[Data records]
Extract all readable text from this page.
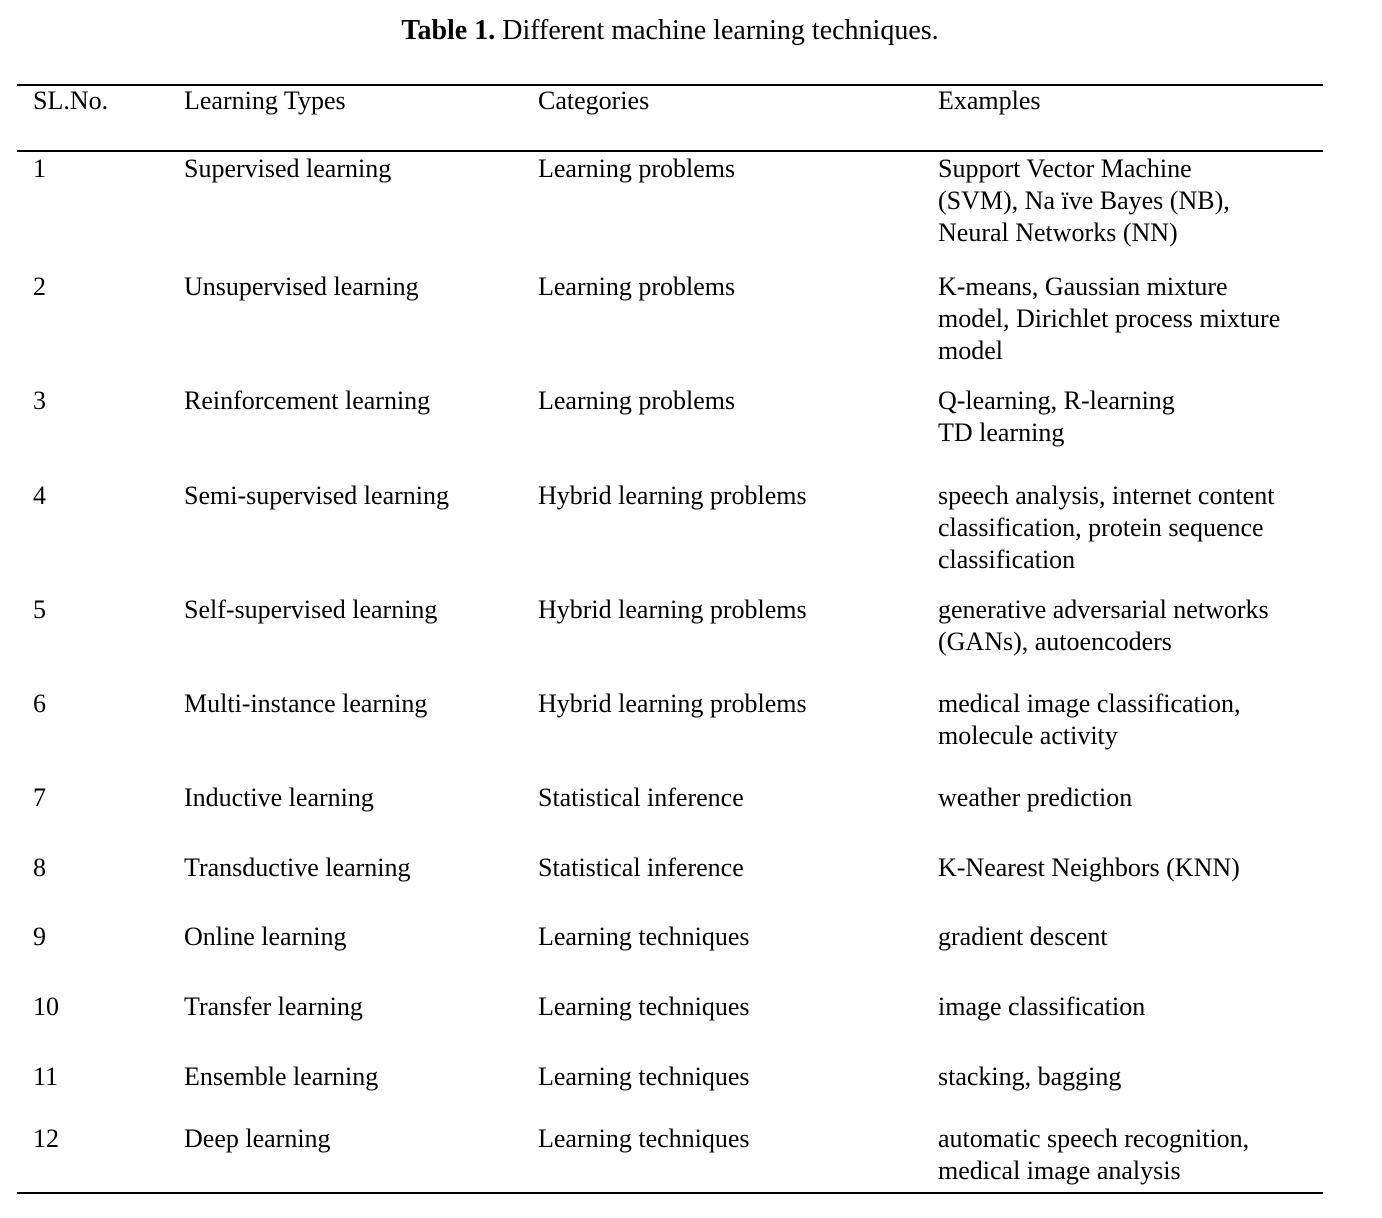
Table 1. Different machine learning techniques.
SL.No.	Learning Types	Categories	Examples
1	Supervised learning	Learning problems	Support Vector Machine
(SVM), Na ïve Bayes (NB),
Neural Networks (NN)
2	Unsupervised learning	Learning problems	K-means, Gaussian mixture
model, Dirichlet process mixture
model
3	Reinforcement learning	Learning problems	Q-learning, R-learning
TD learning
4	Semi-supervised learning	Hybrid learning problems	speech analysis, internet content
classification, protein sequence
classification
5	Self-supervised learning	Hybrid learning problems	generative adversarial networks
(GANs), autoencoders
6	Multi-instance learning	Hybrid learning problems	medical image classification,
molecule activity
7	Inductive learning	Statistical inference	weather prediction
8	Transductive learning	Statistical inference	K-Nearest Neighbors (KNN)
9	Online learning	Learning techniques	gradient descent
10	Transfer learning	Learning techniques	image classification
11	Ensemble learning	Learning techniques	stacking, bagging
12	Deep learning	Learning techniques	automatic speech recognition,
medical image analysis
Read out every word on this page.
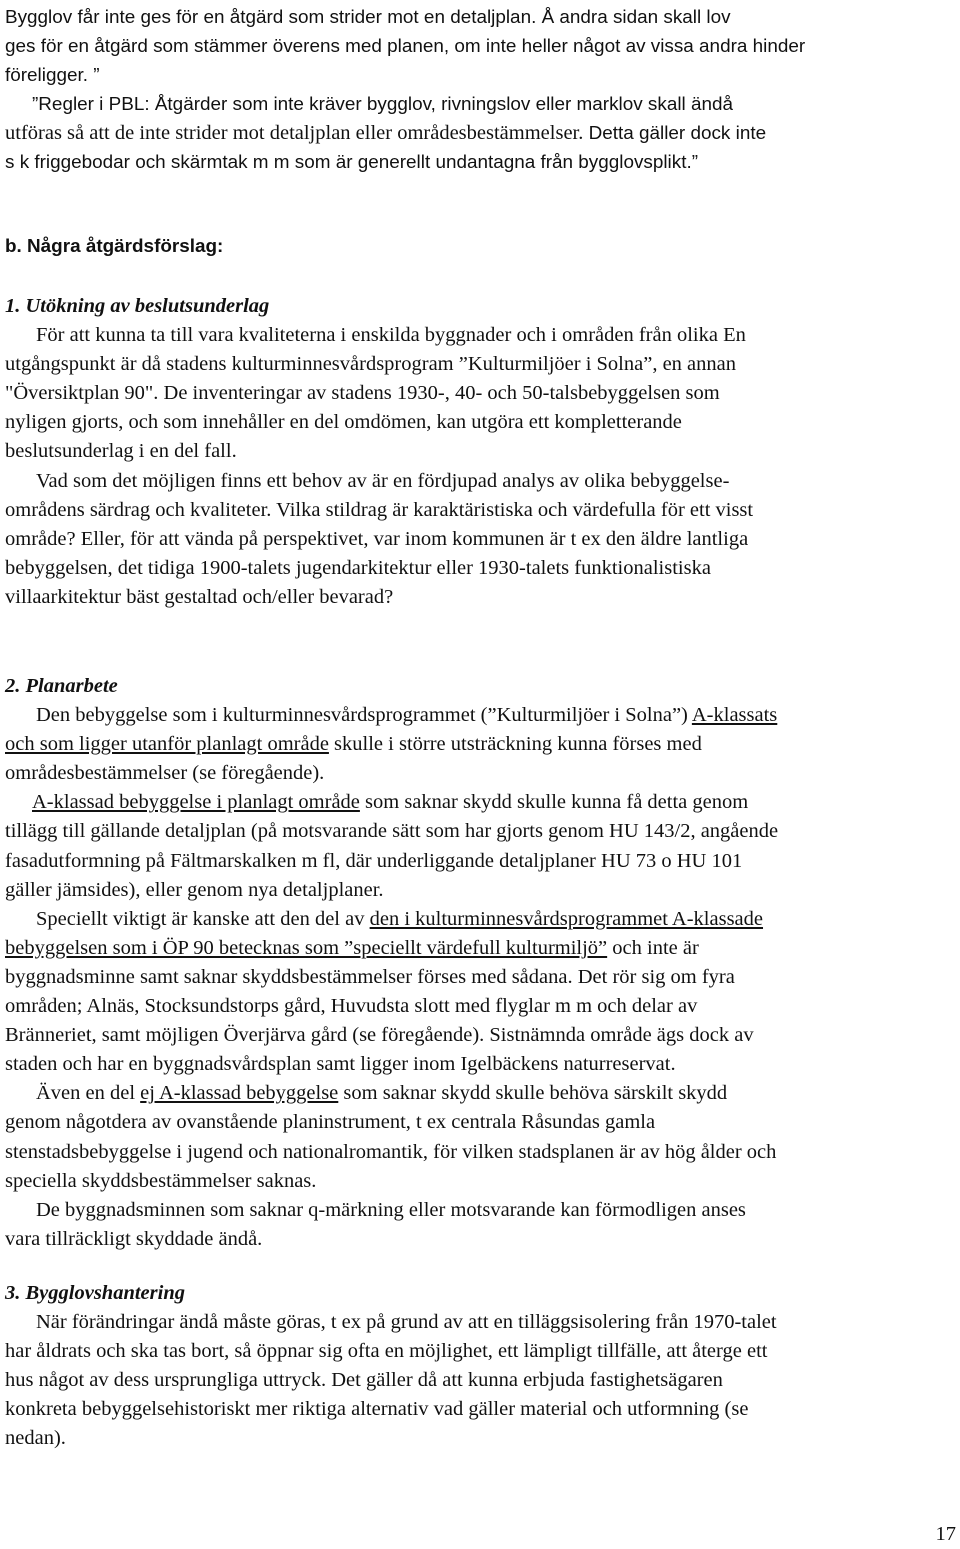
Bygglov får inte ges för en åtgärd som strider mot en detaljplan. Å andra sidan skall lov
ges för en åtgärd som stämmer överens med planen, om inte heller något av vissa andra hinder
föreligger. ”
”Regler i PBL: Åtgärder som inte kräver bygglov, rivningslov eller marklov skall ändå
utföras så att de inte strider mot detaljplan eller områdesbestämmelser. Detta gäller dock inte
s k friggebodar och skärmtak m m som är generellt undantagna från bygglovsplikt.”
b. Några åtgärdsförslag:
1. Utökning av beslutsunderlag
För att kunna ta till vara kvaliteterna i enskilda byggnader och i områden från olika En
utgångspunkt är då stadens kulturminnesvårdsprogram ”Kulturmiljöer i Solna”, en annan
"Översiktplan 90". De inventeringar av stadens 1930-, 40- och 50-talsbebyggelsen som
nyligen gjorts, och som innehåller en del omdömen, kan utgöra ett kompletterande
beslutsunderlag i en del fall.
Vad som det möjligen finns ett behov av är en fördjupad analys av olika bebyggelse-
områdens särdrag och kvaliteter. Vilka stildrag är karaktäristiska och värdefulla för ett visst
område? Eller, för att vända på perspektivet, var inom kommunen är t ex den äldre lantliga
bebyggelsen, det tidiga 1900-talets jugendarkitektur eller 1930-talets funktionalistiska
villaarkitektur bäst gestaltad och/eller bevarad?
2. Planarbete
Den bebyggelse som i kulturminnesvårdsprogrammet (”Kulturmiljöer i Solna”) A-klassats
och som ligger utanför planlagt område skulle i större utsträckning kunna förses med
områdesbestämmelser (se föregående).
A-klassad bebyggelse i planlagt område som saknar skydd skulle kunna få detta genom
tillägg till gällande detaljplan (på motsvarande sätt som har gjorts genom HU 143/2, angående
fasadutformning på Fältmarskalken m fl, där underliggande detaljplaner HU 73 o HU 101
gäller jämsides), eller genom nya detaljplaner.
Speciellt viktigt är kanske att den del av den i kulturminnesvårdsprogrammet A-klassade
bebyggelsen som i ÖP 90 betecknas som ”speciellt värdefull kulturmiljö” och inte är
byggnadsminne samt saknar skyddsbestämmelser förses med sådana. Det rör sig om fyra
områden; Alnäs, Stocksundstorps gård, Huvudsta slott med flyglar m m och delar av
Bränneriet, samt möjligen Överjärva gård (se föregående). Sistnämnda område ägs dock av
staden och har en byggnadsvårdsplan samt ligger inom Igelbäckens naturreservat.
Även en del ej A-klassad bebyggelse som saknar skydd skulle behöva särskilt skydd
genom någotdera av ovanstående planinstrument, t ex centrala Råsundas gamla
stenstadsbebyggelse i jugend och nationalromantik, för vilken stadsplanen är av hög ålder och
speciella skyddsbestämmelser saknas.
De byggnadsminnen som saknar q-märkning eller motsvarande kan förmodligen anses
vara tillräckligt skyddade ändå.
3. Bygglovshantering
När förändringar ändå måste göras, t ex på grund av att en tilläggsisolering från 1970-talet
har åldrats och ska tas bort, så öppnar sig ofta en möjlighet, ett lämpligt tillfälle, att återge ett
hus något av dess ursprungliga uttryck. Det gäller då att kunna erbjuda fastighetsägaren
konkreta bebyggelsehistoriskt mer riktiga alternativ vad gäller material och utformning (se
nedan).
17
[/Data records]
[Data records]
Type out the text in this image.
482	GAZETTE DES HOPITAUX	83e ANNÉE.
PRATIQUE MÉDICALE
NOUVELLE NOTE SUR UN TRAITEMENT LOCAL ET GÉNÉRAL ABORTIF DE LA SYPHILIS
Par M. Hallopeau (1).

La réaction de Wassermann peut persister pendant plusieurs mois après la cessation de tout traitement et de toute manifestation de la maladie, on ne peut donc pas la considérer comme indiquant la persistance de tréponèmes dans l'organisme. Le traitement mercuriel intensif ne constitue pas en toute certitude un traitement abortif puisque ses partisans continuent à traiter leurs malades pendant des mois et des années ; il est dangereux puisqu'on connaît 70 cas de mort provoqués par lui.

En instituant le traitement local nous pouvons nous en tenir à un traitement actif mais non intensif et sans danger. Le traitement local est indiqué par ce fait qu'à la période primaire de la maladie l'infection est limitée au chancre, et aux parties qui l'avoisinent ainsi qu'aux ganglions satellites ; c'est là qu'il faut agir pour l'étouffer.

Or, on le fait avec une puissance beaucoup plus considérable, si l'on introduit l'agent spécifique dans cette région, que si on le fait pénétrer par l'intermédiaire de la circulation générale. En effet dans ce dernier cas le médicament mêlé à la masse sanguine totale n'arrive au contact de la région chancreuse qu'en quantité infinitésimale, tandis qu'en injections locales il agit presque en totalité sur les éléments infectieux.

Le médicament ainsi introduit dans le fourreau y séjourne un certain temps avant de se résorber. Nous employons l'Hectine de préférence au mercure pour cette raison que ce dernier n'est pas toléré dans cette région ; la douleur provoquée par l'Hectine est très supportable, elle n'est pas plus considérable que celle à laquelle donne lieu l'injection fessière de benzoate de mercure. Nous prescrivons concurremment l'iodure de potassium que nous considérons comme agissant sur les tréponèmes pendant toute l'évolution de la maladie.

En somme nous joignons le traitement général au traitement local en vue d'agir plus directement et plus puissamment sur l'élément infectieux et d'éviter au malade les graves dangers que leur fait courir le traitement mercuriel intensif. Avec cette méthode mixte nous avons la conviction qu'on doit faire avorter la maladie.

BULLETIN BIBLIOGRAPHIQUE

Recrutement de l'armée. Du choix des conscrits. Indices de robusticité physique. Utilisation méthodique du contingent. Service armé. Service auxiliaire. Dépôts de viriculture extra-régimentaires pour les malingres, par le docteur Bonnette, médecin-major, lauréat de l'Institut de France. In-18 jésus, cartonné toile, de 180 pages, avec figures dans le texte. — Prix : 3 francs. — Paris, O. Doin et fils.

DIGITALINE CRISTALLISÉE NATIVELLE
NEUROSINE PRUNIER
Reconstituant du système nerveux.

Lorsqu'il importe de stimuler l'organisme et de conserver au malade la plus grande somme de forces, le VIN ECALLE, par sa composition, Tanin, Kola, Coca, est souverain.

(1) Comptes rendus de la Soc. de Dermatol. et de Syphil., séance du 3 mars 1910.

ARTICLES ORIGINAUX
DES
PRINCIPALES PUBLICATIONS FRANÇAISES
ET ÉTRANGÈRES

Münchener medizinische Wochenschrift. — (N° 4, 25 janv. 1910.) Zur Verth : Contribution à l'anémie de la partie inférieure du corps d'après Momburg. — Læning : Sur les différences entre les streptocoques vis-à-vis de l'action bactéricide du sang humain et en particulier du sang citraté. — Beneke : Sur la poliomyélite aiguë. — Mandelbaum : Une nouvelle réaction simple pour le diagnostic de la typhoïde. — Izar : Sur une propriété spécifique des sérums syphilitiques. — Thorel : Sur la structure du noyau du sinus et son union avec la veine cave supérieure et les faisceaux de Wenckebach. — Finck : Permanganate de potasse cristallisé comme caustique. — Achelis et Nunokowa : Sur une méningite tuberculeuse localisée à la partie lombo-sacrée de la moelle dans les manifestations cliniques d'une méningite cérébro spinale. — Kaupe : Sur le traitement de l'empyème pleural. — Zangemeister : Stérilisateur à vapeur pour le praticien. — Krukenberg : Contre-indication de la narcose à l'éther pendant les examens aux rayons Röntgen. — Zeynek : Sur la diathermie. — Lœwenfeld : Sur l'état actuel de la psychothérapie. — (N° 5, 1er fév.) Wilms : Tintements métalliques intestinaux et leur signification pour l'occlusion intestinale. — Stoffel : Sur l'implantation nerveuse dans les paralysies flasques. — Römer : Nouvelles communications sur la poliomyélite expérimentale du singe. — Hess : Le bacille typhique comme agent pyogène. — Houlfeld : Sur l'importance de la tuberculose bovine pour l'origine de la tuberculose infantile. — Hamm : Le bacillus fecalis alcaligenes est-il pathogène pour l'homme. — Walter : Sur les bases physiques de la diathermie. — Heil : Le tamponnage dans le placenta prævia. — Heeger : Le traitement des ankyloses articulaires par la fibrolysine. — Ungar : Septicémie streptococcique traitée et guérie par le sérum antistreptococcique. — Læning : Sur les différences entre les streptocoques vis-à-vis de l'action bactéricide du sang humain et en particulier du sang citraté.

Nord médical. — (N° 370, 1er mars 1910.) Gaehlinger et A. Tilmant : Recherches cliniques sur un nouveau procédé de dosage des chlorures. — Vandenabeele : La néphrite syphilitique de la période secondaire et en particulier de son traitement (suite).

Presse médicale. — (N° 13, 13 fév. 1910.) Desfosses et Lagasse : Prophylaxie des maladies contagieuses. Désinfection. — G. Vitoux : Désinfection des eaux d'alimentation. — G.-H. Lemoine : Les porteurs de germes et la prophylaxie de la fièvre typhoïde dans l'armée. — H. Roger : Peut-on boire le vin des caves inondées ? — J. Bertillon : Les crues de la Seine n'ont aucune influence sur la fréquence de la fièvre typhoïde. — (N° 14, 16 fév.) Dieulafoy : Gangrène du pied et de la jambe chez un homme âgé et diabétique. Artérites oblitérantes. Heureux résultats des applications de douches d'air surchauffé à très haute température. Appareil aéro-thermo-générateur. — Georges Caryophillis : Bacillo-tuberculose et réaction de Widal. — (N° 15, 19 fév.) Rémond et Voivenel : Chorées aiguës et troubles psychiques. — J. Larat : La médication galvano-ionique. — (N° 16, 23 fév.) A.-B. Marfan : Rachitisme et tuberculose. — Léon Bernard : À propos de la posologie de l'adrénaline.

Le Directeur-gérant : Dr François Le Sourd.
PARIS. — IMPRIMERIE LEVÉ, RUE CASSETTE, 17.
[/Data records]
**What you are asked to do**
State how many lines in the records contain the string "gård". Give the number with no words around it.

**Reply**
2